Find every line in the data below that contains the word "bounding" and copy each of those lines. Case matters.

## Exercise materials:
┄┄┄┄┄┄┄┄┄┄

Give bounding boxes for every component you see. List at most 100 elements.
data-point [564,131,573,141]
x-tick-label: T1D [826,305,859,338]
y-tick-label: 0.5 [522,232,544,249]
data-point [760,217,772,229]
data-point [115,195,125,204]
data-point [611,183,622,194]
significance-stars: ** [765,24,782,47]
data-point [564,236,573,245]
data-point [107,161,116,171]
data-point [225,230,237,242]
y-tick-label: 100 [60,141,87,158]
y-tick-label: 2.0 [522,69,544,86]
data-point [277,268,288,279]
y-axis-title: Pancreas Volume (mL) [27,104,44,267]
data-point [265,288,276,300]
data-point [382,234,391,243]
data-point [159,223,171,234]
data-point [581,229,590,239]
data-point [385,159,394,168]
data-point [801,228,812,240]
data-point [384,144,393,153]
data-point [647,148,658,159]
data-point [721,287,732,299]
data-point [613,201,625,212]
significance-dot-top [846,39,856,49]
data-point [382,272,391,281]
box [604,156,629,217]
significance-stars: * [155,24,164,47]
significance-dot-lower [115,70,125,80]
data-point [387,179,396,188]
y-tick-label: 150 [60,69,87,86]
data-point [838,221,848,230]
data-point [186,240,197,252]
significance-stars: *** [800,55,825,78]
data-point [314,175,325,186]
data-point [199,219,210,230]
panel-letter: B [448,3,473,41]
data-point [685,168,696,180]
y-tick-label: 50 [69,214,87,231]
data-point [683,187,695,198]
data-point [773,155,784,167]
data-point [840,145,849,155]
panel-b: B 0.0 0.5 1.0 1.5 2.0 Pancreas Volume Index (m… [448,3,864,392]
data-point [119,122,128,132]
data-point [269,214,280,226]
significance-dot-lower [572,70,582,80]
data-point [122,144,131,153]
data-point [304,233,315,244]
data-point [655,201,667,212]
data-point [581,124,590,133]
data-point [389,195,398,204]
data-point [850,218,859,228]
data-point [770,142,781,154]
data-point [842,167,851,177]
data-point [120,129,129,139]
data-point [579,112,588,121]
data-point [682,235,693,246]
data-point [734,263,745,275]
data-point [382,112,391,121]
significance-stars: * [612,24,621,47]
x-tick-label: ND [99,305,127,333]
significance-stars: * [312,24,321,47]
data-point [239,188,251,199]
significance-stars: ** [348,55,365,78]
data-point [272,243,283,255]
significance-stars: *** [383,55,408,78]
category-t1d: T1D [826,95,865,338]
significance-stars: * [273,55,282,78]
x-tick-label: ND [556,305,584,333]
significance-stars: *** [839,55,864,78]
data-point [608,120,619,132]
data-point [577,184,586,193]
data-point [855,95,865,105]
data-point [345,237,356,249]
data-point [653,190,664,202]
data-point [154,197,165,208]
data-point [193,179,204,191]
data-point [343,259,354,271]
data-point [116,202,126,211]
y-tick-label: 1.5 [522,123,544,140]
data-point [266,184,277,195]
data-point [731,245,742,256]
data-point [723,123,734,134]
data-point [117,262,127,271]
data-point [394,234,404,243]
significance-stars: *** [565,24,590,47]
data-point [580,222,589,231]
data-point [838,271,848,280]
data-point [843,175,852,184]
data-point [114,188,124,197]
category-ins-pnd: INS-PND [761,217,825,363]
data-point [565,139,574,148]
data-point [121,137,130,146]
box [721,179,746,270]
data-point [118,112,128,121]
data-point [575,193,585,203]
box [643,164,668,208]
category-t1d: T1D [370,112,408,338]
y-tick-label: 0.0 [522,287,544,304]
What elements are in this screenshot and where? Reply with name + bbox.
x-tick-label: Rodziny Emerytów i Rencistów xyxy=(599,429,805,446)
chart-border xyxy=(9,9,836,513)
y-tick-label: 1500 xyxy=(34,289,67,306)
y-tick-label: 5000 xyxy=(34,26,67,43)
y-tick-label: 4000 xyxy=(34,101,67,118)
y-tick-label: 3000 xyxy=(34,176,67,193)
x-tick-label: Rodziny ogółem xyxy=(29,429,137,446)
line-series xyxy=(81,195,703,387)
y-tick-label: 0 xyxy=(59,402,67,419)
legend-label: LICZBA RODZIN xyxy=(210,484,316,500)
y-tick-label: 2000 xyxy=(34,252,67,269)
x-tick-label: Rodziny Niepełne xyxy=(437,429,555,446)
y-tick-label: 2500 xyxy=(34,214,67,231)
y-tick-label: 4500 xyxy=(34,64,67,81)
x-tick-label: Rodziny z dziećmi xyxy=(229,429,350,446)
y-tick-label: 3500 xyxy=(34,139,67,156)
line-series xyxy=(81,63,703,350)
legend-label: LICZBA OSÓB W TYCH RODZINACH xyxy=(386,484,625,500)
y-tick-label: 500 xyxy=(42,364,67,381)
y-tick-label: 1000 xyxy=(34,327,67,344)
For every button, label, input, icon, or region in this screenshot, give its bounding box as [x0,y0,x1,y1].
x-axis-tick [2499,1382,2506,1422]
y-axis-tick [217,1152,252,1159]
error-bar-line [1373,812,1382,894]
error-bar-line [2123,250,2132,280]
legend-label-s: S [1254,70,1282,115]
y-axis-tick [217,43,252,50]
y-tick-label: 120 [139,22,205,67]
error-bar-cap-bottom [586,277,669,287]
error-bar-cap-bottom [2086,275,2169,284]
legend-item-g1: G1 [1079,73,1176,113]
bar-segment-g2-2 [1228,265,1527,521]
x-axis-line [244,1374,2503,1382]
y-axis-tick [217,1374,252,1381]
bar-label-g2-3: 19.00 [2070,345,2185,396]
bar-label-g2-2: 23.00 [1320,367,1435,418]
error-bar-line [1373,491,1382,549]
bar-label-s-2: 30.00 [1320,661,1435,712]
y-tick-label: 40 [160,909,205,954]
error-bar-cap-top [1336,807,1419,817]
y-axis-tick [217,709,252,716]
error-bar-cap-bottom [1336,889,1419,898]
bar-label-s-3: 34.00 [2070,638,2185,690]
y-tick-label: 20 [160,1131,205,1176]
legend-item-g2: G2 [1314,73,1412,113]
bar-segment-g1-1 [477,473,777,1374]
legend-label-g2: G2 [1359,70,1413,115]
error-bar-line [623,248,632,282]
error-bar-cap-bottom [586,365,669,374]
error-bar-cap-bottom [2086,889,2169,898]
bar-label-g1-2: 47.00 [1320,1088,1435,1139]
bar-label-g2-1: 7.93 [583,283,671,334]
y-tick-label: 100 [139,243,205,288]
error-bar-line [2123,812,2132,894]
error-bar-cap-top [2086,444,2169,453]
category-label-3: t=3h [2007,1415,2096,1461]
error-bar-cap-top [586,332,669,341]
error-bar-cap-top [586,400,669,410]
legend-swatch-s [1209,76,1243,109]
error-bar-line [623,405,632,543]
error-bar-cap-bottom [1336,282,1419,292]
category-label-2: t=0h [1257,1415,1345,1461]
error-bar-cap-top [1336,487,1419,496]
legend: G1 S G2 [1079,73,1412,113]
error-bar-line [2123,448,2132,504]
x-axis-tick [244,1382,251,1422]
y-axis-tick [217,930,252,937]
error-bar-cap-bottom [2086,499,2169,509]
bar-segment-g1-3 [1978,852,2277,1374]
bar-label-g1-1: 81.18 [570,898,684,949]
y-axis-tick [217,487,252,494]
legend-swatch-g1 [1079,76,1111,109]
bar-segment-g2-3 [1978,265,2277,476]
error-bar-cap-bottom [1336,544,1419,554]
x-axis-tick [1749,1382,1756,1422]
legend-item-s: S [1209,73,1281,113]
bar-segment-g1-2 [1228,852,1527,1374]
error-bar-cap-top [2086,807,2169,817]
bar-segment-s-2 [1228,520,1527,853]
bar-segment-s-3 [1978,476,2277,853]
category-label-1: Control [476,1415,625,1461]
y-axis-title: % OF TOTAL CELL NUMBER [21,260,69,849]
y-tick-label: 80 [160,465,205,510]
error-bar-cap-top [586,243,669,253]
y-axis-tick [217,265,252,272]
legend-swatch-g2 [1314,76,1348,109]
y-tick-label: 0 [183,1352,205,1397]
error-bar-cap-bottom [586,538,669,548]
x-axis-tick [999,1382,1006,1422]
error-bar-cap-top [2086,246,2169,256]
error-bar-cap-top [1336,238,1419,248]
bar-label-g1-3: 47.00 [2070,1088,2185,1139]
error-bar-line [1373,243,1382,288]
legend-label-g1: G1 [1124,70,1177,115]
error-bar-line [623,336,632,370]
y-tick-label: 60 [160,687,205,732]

┄┄┄┄┄┄┄┄┄┄

## Finished answer:
Give bounding boxes for every component you see. List at most 100 elements.
For every button, label, input, icon, or region in this screenshot, give its bounding box as [x0,y0,x1,y1].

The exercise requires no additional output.